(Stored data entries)

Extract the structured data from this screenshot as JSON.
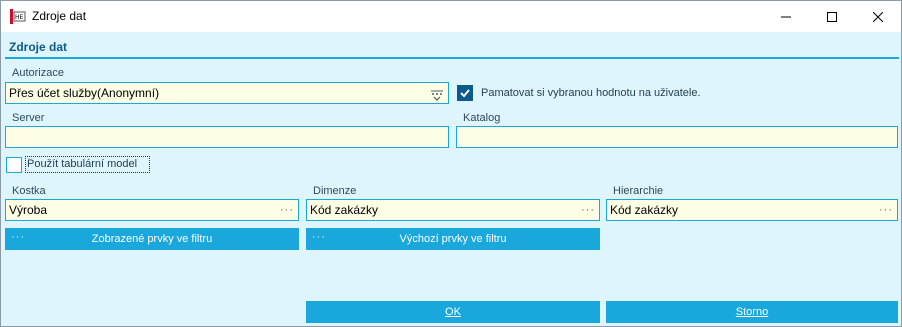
{
  "window": {
    "title": "Zdroje dat"
  },
  "section": {
    "title": "Zdroje dat"
  },
  "authorization": {
    "label": "Autorizace",
    "value": "Přes účet služby(Anonymní)",
    "remember_label": "Pamatovat si vybranou hodnotu na uživatele.",
    "remember_checked": true
  },
  "server": {
    "label": "Server",
    "value": ""
  },
  "catalog": {
    "label": "Katalog",
    "value": ""
  },
  "tabular": {
    "label": "Použít tabulární model",
    "checked": false
  },
  "cube": {
    "label": "Kostka",
    "value": "Výroba"
  },
  "dimension": {
    "label": "Dimenze",
    "value": "Kód zakázky"
  },
  "hierarchy": {
    "label": "Hierarchie",
    "value": "Kód zakázky"
  },
  "buttons": {
    "shown_items": "Zobrazené prvky ve filtru",
    "default_items": "Výchozí prvky ve filtru",
    "ok": "OK",
    "cancel": "Storno",
    "dots": "···"
  },
  "colors": {
    "accent": "#1aa7dc",
    "background": "#dff5fd",
    "field_bg": "#fdfde5",
    "header_text": "#0b5a8a"
  }
}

#### Work to be completed:
Reproduce each line word for word and drop the pictures.

#### Output for this task:
Extract the structured data from this screenshot as JSON.
{
  "window": {
    "title": "Zdroje dat"
  },
  "section": {
    "title": "Zdroje dat"
  },
  "authorization": {
    "label": "Autorizace",
    "value": "Přes účet služby(Anonymní)",
    "remember_label": "Pamatovat si vybranou hodnotu na uživatele.",
    "remember_checked": true
  },
  "server": {
    "label": "Server",
    "value": ""
  },
  "catalog": {
    "label": "Katalog",
    "value": ""
  },
  "tabular": {
    "label": "Použít tabulární model",
    "checked": false
  },
  "cube": {
    "label": "Kostka",
    "value": "Výroba"
  },
  "dimension": {
    "label": "Dimenze",
    "value": "Kód zakázky"
  },
  "hierarchy": {
    "label": "Hierarchie",
    "value": "Kód zakázky"
  },
  "buttons": {
    "shown_items": "Zobrazené prvky ve filtru",
    "default_items": "Výchozí prvky ve filtru",
    "ok": "OK",
    "cancel": "Storno",
    "dots": "···"
  },
  "colors": {
    "accent": "#1aa7dc",
    "background": "#dff5fd",
    "field_bg": "#fdfde5",
    "header_text": "#0b5a8a"
  }
}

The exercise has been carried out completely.